Saved entries |
■ ■ ■ ■ ■ ■ ■

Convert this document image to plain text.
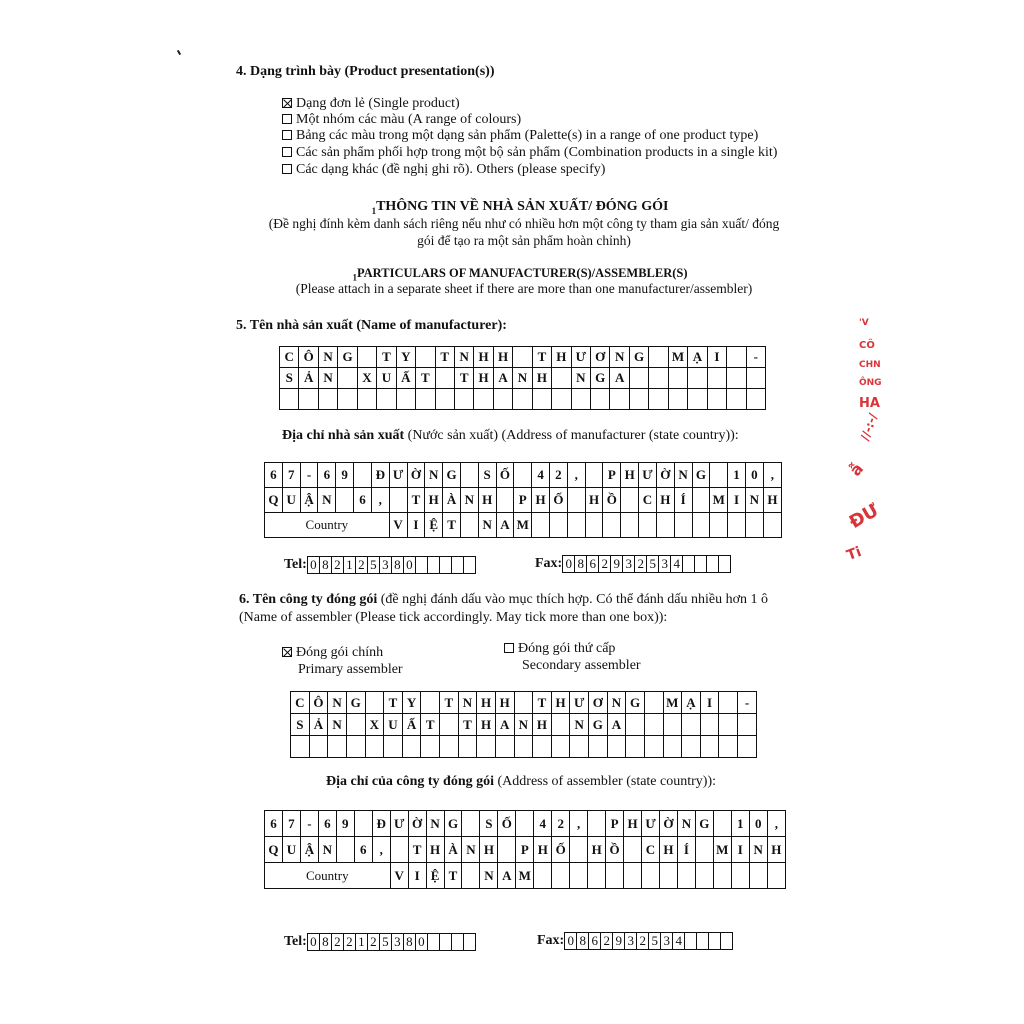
4. Dạng trình bày (Product presentation(s))
Dạng đơn lẻ (Single product)
Một nhóm các màu (A range of colours)
Bảng các màu trong một dạng sản phẩm (Palette(s) in a range of one product type)
Các sản phẩm phối hợp trong một bộ sản phẩm (Combination products in a single kit)
Các dạng khác (đề nghị ghi rõ). Others (please specify)
$_1$THÔNG TIN VỀ NHÀ SẢN XUẤT/ ĐÓNG GÓI
(Đề nghị đính kèm danh sách riêng nếu như có nhiều hơn một công ty tham gia sản xuất/ đóng
gói để tạo ra một sản phẩm hoàn chỉnh)
$_1$PARTICULARS OF MANUFACTURER(S)/ASSEMBLER(S)
(Please attach in a separate sheet if there are more than one manufacturer/assembler)
5. Tên nhà sản xuất (Name of manufacturer):
C	Ô	N	G		T	Y		T	N	H	H		T	H	Ư	Ơ	N	G		M	Ạ	I		-
S	Ả	N		X	U	Ấ	T		T	H	A	N	H		N	G	A							

Địa chỉ nhà sản xuất (Nước sản xuất) (Address of manufacturer (state country)):
6	7	-	6	9		Đ	Ư	Ờ	N	G		S	Ố		4	2	,		P	H	Ư	Ờ	N	G		1	0	,
Q	U	Ậ	N		6	,		T	H	À	N	H		P	H	Ố		H	Ồ		C	H	Í		M	I	N	H
Country							V	I	Ệ	T		N	A	M														
Tel: 0	8	2	1	2	5	3	8	0						Fax: 0	8	6	2	9	3	2	5	3	4				
6. Tên công ty đóng gói (đề nghị đánh dấu vào mục thích hợp. Có thể đánh dấu nhiều hơn 1 ô
(Name of assembler (Please tick accordingly. May tick more than one box)):
Đóng gói chính
Primary assembler
Đóng gói thứ cấp
Secondary assembler
C	Ô	N	G		T	Y		T	N	H	H		T	H	Ư	Ơ	N	G		M	Ạ	I		-
S	Ả	N		X	U	Ấ	T		T	H	A	N	H		N	G	A							

Địa chỉ của công ty đóng gói (Address of assembler (state country)):
6	7	-	6	9		Đ	Ư	Ờ	N	G		S	Ố		4	2	,		P	H	Ư	Ờ	N	G		1	0	,
Q	U	Ậ	N		6	,		T	H	À	N	H		P	H	Ố		H	Ồ		C	H	Í		M	I	N	H
Country							V	I	Ệ	T		N	A	M														
Tel: 0	8	2	2	1	2	5	3	8	0					Fax: 0	8	6	2	9	3	2	5	3	4				
'V
CÔ
CHN
ÔNG
HA
//-:-/
ẫ
ĐƯ
Ti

■ ■ ■ ■ ■ ■ ■

Leave out the pictures and copy everything else in the records word for word.

Convert this document image to plain text.
4. Dạng trình bày (Product presentation(s))
Dạng đơn lẻ (Single product)
Một nhóm các màu (A range of colours)
Bảng các màu trong một dạng sản phẩm (Palette(s) in a range of one product type)
Các sản phẩm phối hợp trong một bộ sản phẩm (Combination products in a single kit)
Các dạng khác (đề nghị ghi rõ). Others (please specify)
$_1$THÔNG TIN VỀ NHÀ SẢN XUẤT/ ĐÓNG GÓI
(Đề nghị đính kèm danh sách riêng nếu như có nhiều hơn một công ty tham gia sản xuất/ đóng
gói để tạo ra một sản phẩm hoàn chỉnh)
$_1$PARTICULARS OF MANUFACTURER(S)/ASSEMBLER(S)
(Please attach in a separate sheet if there are more than one manufacturer/assembler)
5. Tên nhà sản xuất (Name of manufacturer):
C	Ô	N	G		T	Y		T	N	H	H		T	H	Ư	Ơ	N	G		M	Ạ	I		-
S	Ả	N		X	U	Ấ	T		T	H	A	N	H		N	G	A							

Địa chỉ nhà sản xuất (Nước sản xuất) (Address of manufacturer (state country)):
6	7	-	6	9		Đ	Ư	Ờ	N	G		S	Ố		4	2	,		P	H	Ư	Ờ	N	G		1	0	,
Q	U	Ậ	N		6	,		T	H	À	N	H		P	H	Ố		H	Ồ		C	H	Í		M	I	N	H
Country							V	I	Ệ	T		N	A	M														
Tel: 0	8	2	1	2	5	3	8	0						Fax: 0	8	6	2	9	3	2	5	3	4				
6. Tên công ty đóng gói (đề nghị đánh dấu vào mục thích hợp. Có thể đánh dấu nhiều hơn 1 ô
(Name of assembler (Please tick accordingly. May tick more than one box)):
Đóng gói chính
Primary assembler
Đóng gói thứ cấp
Secondary assembler
C	Ô	N	G		T	Y		T	N	H	H		T	H	Ư	Ơ	N	G		M	Ạ	I		-
S	Ả	N		X	U	Ấ	T		T	H	A	N	H		N	G	A							

Địa chỉ của công ty đóng gói (Address of assembler (state country)):
6	7	-	6	9		Đ	Ư	Ờ	N	G		S	Ố		4	2	,		P	H	Ư	Ờ	N	G		1	0	,
Q	U	Ậ	N		6	,		T	H	À	N	H		P	H	Ố		H	Ồ		C	H	Í		M	I	N	H
Country							V	I	Ệ	T		N	A	M														
Tel: 0	8	2	2	1	2	5	3	8	0					Fax: 0	8	6	2	9	3	2	5	3	4				
'V
CÔ
CHN
ÔNG
HA
//-:-/
ẫ
ĐƯ
Ti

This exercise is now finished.